### EXERCISE DIRECTIONS
In the data below, find every line that has the string "page", and copy it.

[Stored records]
● ● ● ●
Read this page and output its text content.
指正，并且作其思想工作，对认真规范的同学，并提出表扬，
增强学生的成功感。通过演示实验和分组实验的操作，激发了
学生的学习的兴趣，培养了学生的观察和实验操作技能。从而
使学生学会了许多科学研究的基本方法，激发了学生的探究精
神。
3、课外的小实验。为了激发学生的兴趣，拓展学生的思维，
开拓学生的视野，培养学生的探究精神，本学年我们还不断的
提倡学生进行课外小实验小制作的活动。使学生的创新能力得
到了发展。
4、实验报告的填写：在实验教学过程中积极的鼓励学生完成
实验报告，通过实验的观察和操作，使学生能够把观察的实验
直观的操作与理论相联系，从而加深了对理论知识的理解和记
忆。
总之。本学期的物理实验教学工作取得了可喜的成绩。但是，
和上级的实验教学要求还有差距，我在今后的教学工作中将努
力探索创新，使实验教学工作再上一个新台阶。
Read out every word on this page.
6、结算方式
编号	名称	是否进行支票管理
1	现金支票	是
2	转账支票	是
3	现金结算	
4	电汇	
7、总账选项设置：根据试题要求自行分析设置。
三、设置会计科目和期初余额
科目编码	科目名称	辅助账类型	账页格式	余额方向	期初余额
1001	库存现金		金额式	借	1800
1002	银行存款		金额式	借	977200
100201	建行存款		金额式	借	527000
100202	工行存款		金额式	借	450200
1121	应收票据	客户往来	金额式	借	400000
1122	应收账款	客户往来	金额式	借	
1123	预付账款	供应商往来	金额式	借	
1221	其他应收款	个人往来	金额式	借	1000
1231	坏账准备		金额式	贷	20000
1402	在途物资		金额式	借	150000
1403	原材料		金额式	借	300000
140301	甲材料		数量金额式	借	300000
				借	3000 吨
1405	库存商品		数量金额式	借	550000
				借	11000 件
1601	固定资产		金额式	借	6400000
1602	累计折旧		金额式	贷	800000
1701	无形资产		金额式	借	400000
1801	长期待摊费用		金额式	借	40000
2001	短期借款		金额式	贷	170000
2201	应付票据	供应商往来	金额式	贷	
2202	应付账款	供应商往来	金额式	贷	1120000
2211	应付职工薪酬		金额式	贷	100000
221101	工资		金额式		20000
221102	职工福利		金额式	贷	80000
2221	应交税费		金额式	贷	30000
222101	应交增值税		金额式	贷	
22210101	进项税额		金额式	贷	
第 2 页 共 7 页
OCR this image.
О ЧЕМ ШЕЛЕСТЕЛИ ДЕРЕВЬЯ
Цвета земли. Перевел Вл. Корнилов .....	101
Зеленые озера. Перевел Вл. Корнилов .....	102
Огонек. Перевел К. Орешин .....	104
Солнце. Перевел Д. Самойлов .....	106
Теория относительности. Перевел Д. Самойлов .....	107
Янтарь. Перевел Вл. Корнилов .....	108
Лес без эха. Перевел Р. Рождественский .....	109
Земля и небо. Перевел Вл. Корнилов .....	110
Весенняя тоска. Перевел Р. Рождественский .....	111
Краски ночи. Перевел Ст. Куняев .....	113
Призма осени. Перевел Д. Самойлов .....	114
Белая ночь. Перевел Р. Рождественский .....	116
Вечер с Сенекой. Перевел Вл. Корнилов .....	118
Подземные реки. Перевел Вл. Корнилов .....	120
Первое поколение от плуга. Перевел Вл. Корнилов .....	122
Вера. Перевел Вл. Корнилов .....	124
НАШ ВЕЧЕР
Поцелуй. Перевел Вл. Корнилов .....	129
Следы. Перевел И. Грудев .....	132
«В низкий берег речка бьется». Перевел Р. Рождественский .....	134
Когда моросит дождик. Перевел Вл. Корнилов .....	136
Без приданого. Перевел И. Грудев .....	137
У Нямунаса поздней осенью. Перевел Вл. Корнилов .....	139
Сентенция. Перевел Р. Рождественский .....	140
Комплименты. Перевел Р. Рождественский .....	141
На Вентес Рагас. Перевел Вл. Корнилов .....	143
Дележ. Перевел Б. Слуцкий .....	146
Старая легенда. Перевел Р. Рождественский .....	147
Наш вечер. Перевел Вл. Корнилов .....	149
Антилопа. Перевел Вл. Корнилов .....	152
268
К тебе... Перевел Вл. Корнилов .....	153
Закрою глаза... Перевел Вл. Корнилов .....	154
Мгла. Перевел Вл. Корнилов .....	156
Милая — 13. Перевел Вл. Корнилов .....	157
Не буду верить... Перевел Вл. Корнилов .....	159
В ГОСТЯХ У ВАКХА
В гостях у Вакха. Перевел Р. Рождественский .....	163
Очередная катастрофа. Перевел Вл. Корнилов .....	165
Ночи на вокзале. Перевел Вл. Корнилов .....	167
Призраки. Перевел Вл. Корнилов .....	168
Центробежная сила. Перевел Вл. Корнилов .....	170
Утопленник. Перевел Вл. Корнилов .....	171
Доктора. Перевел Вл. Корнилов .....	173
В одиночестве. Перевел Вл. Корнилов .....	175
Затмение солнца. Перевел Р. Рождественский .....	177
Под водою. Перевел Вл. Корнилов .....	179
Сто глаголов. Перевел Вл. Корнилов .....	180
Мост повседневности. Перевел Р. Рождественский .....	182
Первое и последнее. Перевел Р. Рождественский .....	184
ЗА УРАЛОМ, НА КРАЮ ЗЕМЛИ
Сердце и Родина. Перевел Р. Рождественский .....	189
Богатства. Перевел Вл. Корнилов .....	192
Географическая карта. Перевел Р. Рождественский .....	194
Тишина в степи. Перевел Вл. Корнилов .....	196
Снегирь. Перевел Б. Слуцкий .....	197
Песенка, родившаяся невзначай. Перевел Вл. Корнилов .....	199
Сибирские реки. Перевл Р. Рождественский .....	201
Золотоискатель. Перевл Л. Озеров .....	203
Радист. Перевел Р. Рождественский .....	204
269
● ● ● ●
### FULL OUTPUT
Read this page and output its text content.
Read out every word on this page.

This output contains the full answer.